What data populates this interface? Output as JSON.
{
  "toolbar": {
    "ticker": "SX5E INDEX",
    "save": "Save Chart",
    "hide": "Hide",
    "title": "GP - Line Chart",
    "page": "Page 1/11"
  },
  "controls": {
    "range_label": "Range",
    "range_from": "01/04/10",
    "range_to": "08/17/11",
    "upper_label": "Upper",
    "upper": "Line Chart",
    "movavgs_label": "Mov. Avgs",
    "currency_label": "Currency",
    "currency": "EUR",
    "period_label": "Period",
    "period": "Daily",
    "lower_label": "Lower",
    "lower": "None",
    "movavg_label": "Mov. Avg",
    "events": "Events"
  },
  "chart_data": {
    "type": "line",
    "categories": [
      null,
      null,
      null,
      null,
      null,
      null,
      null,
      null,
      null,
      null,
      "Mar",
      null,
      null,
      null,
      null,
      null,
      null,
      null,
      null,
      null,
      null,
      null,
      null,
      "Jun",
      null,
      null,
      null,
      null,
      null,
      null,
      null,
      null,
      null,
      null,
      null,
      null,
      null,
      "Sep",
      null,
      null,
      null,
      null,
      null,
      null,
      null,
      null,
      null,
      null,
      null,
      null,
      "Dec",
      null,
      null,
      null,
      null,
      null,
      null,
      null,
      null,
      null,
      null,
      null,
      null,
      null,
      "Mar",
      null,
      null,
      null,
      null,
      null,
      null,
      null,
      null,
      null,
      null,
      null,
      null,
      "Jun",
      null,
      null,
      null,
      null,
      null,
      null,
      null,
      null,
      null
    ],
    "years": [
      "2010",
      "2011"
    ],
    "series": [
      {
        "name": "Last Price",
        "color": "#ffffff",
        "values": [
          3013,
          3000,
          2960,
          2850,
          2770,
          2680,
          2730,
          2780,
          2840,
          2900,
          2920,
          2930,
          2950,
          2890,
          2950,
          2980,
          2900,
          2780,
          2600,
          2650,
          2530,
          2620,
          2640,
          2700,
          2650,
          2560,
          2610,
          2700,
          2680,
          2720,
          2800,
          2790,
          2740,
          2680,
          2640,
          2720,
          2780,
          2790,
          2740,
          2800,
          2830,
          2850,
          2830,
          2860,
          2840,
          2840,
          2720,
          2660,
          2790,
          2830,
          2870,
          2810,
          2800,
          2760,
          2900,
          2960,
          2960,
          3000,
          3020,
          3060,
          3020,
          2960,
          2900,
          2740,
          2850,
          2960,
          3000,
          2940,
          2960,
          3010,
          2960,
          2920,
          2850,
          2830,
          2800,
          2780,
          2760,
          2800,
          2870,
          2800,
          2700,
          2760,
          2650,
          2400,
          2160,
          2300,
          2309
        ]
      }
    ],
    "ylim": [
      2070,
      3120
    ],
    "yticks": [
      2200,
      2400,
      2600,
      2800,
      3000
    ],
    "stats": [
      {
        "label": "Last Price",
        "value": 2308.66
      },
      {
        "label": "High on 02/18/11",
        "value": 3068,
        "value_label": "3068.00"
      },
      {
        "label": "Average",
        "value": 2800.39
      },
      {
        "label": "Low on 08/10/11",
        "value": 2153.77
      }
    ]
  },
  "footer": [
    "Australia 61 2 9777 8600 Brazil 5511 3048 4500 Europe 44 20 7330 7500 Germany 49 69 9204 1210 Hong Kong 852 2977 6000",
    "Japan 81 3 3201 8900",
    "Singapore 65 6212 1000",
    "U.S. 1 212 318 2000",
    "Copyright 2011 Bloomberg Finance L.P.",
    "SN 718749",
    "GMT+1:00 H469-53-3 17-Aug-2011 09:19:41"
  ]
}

* _STATED TASK_
Extract all of the data above and output it character for character.

* _THE RESULT_
What data populates this interface? Output as JSON.
{
  "toolbar": {
    "ticker": "SX5E INDEX",
    "save": "Save Chart",
    "hide": "Hide",
    "title": "GP - Line Chart",
    "page": "Page 1/11"
  },
  "controls": {
    "range_label": "Range",
    "range_from": "01/04/10",
    "range_to": "08/17/11",
    "upper_label": "Upper",
    "upper": "Line Chart",
    "movavgs_label": "Mov. Avgs",
    "currency_label": "Currency",
    "currency": "EUR",
    "period_label": "Period",
    "period": "Daily",
    "lower_label": "Lower",
    "lower": "None",
    "movavg_label": "Mov. Avg",
    "events": "Events"
  },
  "chart_data": {
    "type": "line",
    "categories": [
      null,
      null,
      null,
      null,
      null,
      null,
      null,
      null,
      null,
      null,
      "Mar",
      null,
      null,
      null,
      null,
      null,
      null,
      null,
      null,
      null,
      null,
      null,
      null,
      "Jun",
      null,
      null,
      null,
      null,
      null,
      null,
      null,
      null,
      null,
      null,
      null,
      null,
      null,
      "Sep",
      null,
      null,
      null,
      null,
      null,
      null,
      null,
      null,
      null,
      null,
      null,
      null,
      "Dec",
      null,
      null,
      null,
      null,
      null,
      null,
      null,
      null,
      null,
      null,
      null,
      null,
      null,
      "Mar",
      null,
      null,
      null,
      null,
      null,
      null,
      null,
      null,
      null,
      null,
      null,
      null,
      "Jun",
      null,
      null,
      null,
      null,
      null,
      null,
      null,
      null,
      null
    ],
    "years": [
      "2010",
      "2011"
    ],
    "series": [
      {
        "name": "Last Price",
        "color": "#ffffff",
        "values": [
          3013,
          3000,
          2960,
          2850,
          2770,
          2680,
          2730,
          2780,
          2840,
          2900,
          2920,
          2930,
          2950,
          2890,
          2950,
          2980,
          2900,
          2780,
          2600,
          2650,
          2530,
          2620,
          2640,
          2700,
          2650,
          2560,
          2610,
          2700,
          2680,
          2720,
          2800,
          2790,
          2740,
          2680,
          2640,
          2720,
          2780,
          2790,
          2740,
          2800,
          2830,
          2850,
          2830,
          2860,
          2840,
          2840,
          2720,
          2660,
          2790,
          2830,
          2870,
          2810,
          2800,
          2760,
          2900,
          2960,
          2960,
          3000,
          3020,
          3060,
          3020,
          2960,
          2900,
          2740,
          2850,
          2960,
          3000,
          2940,
          2960,
          3010,
          2960,
          2920,
          2850,
          2830,
          2800,
          2780,
          2760,
          2800,
          2870,
          2800,
          2700,
          2760,
          2650,
          2400,
          2160,
          2300,
          2309
        ]
      }
    ],
    "ylim": [
      2070,
      3120
    ],
    "yticks": [
      2200,
      2400,
      2600,
      2800,
      3000
    ],
    "stats": [
      {
        "label": "Last Price",
        "value": 2308.66
      },
      {
        "label": "High on 02/18/11",
        "value": 3068,
        "value_label": "3068.00"
      },
      {
        "label": "Average",
        "value": 2800.39
      },
      {
        "label": "Low on 08/10/11",
        "value": 2153.77
      }
    ]
  },
  "footer": [
    "Australia 61 2 9777 8600 Brazil 5511 3048 4500 Europe 44 20 7330 7500 Germany 49 69 9204 1210 Hong Kong 852 2977 6000",
    "Japan 81 3 3201 8900",
    "Singapore 65 6212 1000",
    "U.S. 1 212 318 2000",
    "Copyright 2011 Bloomberg Finance L.P.",
    "SN 718749",
    "GMT+1:00 H469-53-3 17-Aug-2011 09:19:41"
  ]
}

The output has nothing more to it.